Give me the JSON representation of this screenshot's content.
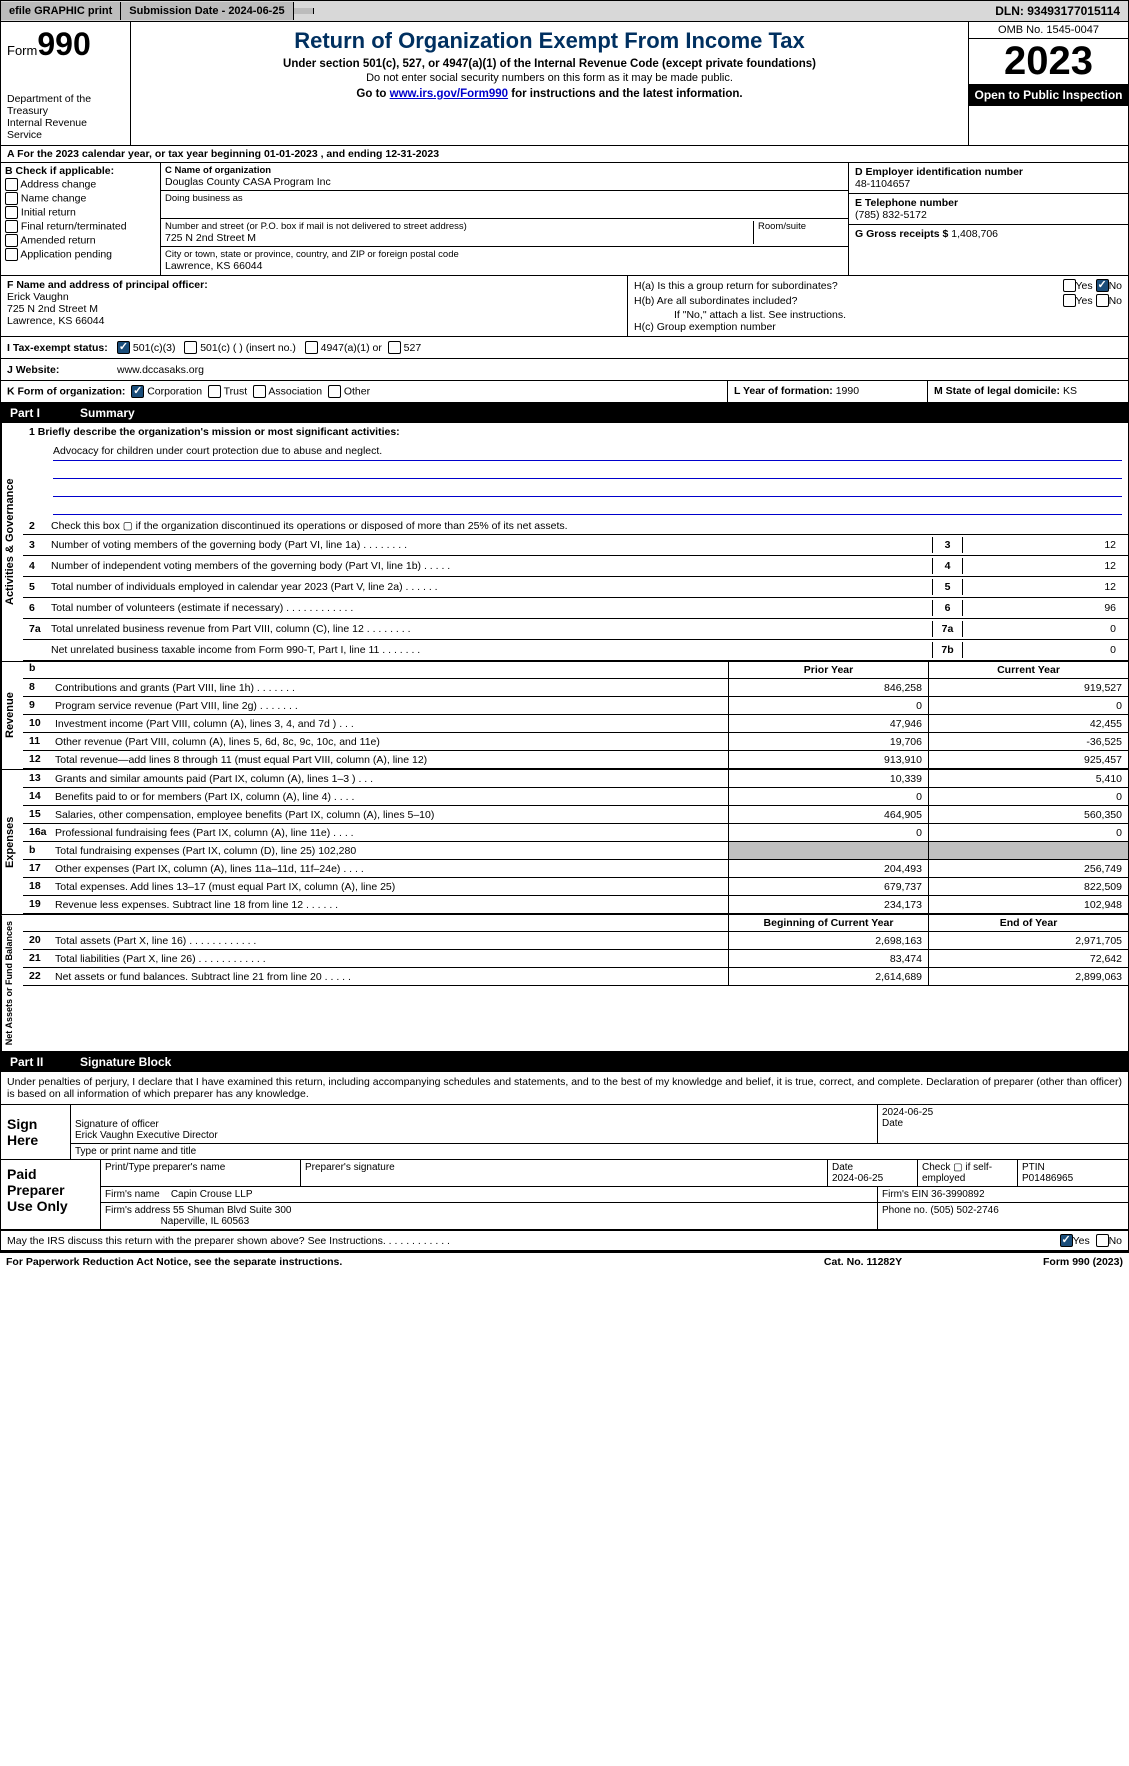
{
  "topbar": {
    "efile": "efile GRAPHIC print",
    "sub_label": "Submission Date - 2024-06-25",
    "dln": "DLN: 93493177015114"
  },
  "header": {
    "form_word": "Form",
    "form_num": "990",
    "title": "Return of Organization Exempt From Income Tax",
    "sub1": "Under section 501(c), 527, or 4947(a)(1) of the Internal Revenue Code (except private foundations)",
    "sub2": "Do not enter social security numbers on this form as it may be made public.",
    "sub3a": "Go to ",
    "sub3b": "www.irs.gov/Form990",
    "sub3c": " for instructions and the latest information.",
    "dept": "Department of the Treasury\nInternal Revenue Service",
    "omb": "OMB No. 1545-0047",
    "year": "2023",
    "open": "Open to Public Inspection"
  },
  "calyear": {
    "line": "For the 2023 calendar year, or tax year beginning 01-01-2023    , and ending 12-31-2023"
  },
  "boxB": {
    "lbl": "B Check if applicable:",
    "items": [
      "Address change",
      "Name change",
      "Initial return",
      "Final return/terminated",
      "Amended return",
      "Application pending"
    ]
  },
  "boxC": {
    "name_lbl": "C Name of organization",
    "name": "Douglas County CASA Program Inc",
    "dba_lbl": "Doing business as",
    "dba": "",
    "addr_lbl": "Number and street (or P.O. box if mail is not delivered to street address)",
    "room_lbl": "Room/suite",
    "addr": "725 N 2nd Street M",
    "city_lbl": "City or town, state or province, country, and ZIP or foreign postal code",
    "city": "Lawrence, KS  66044"
  },
  "boxD": {
    "lbl": "D Employer identification number",
    "val": "48-1104657"
  },
  "boxE": {
    "lbl": "E Telephone number",
    "val": "(785) 832-5172"
  },
  "boxG": {
    "lbl": "G Gross receipts $ ",
    "val": "1,408,706"
  },
  "boxF": {
    "lbl": "F  Name and address of principal officer:",
    "name": "Erick Vaughn",
    "l1": "725 N 2nd Street M",
    "l2": "Lawrence, KS  66044"
  },
  "boxH": {
    "ha": "H(a)  Is this a group return for subordinates?",
    "hb": "H(b)  Are all subordinates included?",
    "hnote": "If \"No,\" attach a list. See instructions.",
    "hc": "H(c)  Group exemption number",
    "yes": "Yes",
    "no": "No"
  },
  "boxI": {
    "lbl": "I   Tax-exempt status:",
    "o1": "501(c)(3)",
    "o2": "501(c) (  ) (insert no.)",
    "o3": "4947(a)(1) or",
    "o4": "527"
  },
  "boxJ": {
    "lbl": "J   Website:",
    "val": "www.dccasaks.org"
  },
  "boxK": {
    "lbl": "K Form of organization:",
    "o1": "Corporation",
    "o2": "Trust",
    "o3": "Association",
    "o4": "Other"
  },
  "boxL": {
    "lbl": "L Year of formation: ",
    "val": "1990"
  },
  "boxM": {
    "lbl": "M State of legal domicile: ",
    "val": "KS"
  },
  "part1": {
    "num": "Part I",
    "title": "Summary"
  },
  "mission": {
    "lbl": "1   Briefly describe the organization's mission or most significant activities:",
    "text": "Advocacy for children under court protection due to abuse and neglect."
  },
  "gov": {
    "tab": "Activities & Governance",
    "lines": [
      {
        "n": "2",
        "d": "Check this box ▢ if the organization discontinued its operations or disposed of more than 25% of its net assets."
      },
      {
        "n": "3",
        "d": "Number of voting members of the governing body (Part VI, line 1a)   .    .    .    .    .    .    .    .",
        "nc": "3",
        "v": "12"
      },
      {
        "n": "4",
        "d": "Number of independent voting members of the governing body (Part VI, line 1b)    .    .    .    .    .",
        "nc": "4",
        "v": "12"
      },
      {
        "n": "5",
        "d": "Total number of individuals employed in calendar year 2023 (Part V, line 2a)   .    .    .    .    .    .",
        "nc": "5",
        "v": "12"
      },
      {
        "n": "6",
        "d": "Total number of volunteers (estimate if necessary)    .    .    .    .    .    .    .    .    .    .    .    .",
        "nc": "6",
        "v": "96"
      },
      {
        "n": "7a",
        "d": "Total unrelated business revenue from Part VIII, column (C), line 12   .    .    .    .    .    .    .    .",
        "nc": "7a",
        "v": "0"
      },
      {
        "n": "",
        "d": "Net unrelated business taxable income from Form 990-T, Part I, line 11   .    .    .    .    .    .    .",
        "nc": "7b",
        "v": "0"
      }
    ]
  },
  "rev": {
    "tab": "Revenue",
    "h1": "Prior Year",
    "h2": "Current Year",
    "lines": [
      {
        "n": "8",
        "d": "Contributions and grants (Part VIII, line 1h)   .    .    .    .    .    .    .",
        "c1": "846,258",
        "c2": "919,527"
      },
      {
        "n": "9",
        "d": "Program service revenue (Part VIII, line 2g)    .    .    .    .    .    .    .",
        "c1": "0",
        "c2": "0"
      },
      {
        "n": "10",
        "d": "Investment income (Part VIII, column (A), lines 3, 4, and 7d )    .    .    .",
        "c1": "47,946",
        "c2": "42,455"
      },
      {
        "n": "11",
        "d": "Other revenue (Part VIII, column (A), lines 5, 6d, 8c, 9c, 10c, and 11e)",
        "c1": "19,706",
        "c2": "-36,525"
      },
      {
        "n": "12",
        "d": "Total revenue—add lines 8 through 11 (must equal Part VIII, column (A), line 12)",
        "c1": "913,910",
        "c2": "925,457"
      }
    ]
  },
  "exp": {
    "tab": "Expenses",
    "lines": [
      {
        "n": "13",
        "d": "Grants and similar amounts paid (Part IX, column (A), lines 1–3 )   .    .    .",
        "c1": "10,339",
        "c2": "5,410"
      },
      {
        "n": "14",
        "d": "Benefits paid to or for members (Part IX, column (A), line 4)   .    .    .    .",
        "c1": "0",
        "c2": "0"
      },
      {
        "n": "15",
        "d": "Salaries, other compensation, employee benefits (Part IX, column (A), lines 5–10)",
        "c1": "464,905",
        "c2": "560,350"
      },
      {
        "n": "16a",
        "d": "Professional fundraising fees (Part IX, column (A), line 11e)   .    .    .    .",
        "c1": "0",
        "c2": "0"
      },
      {
        "n": "b",
        "d": "Total fundraising expenses (Part IX, column (D), line 25) 102,280",
        "grey": true
      },
      {
        "n": "17",
        "d": "Other expenses (Part IX, column (A), lines 11a–11d, 11f–24e)   .    .    .    .",
        "c1": "204,493",
        "c2": "256,749"
      },
      {
        "n": "18",
        "d": "Total expenses. Add lines 13–17 (must equal Part IX, column (A), line 25)",
        "c1": "679,737",
        "c2": "822,509"
      },
      {
        "n": "19",
        "d": "Revenue less expenses. Subtract line 18 from line 12   .    .    .    .    .    .",
        "c1": "234,173",
        "c2": "102,948"
      }
    ]
  },
  "net": {
    "tab": "Net Assets or Fund Balances",
    "h1": "Beginning of Current Year",
    "h2": "End of Year",
    "lines": [
      {
        "n": "20",
        "d": "Total assets (Part X, line 16)   .    .    .    .    .    .    .    .    .    .    .    .",
        "c1": "2,698,163",
        "c2": "2,971,705"
      },
      {
        "n": "21",
        "d": "Total liabilities (Part X, line 26)   .    .    .    .    .    .    .    .    .    .    .    .",
        "c1": "83,474",
        "c2": "72,642"
      },
      {
        "n": "22",
        "d": "Net assets or fund balances. Subtract line 21 from line 20   .    .    .    .    .",
        "c1": "2,614,689",
        "c2": "2,899,063"
      }
    ]
  },
  "part2": {
    "num": "Part II",
    "title": "Signature Block"
  },
  "sig": {
    "declare": "Under penalties of perjury, I declare that I have examined this return, including accompanying schedules and statements, and to the best of my knowledge and belief, it is true, correct, and complete. Declaration of preparer (other than officer) is based on all information of which preparer has any knowledge.",
    "sign_here": "Sign Here",
    "sig_officer_lbl": "Signature of officer",
    "date_lbl": "Date",
    "date_val": "2024-06-25",
    "officer_name": "Erick Vaughn  Executive Director",
    "name_title_lbl": "Type or print name and title",
    "paid": "Paid Preparer Use Only",
    "p_name_lbl": "Print/Type preparer's name",
    "p_sig_lbl": "Preparer's signature",
    "p_date_lbl": "Date",
    "p_date": "2024-06-25",
    "p_check_lbl": "Check ▢ if self-employed",
    "ptin_lbl": "PTIN",
    "ptin": "P01486965",
    "firm_name_lbl": "Firm's name",
    "firm_name": "Capin Crouse LLP",
    "firm_ein_lbl": "Firm's EIN",
    "firm_ein": "36-3990892",
    "firm_addr_lbl": "Firm's address",
    "firm_addr1": "55 Shuman Blvd Suite 300",
    "firm_addr2": "Naperville, IL  60563",
    "phone_lbl": "Phone no.",
    "phone": "(505) 502-2746"
  },
  "irs_discuss": {
    "q": "May the IRS discuss this return with the preparer shown above? See Instructions.    .    .    .    .    .    .    .    .    .    .    .",
    "yes": "Yes",
    "no": "No"
  },
  "footer": {
    "pra": "For Paperwork Reduction Act Notice, see the separate instructions.",
    "cat": "Cat. No. 11282Y",
    "form": "Form 990 (2023)"
  }
}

==*==

▶ **AIM OF THE TASK**:
Using the listing above, list every line in which the string "Subtract" occurs.

▶ **EXERCISE OUTPUT**:
        "d": "Revenue less expenses. Subtract line 18 from line 12   .    .    .    .    .    .",
        "d": "Net assets or fund balances. Subtract line 21 from line 20   .    .    .    .    .",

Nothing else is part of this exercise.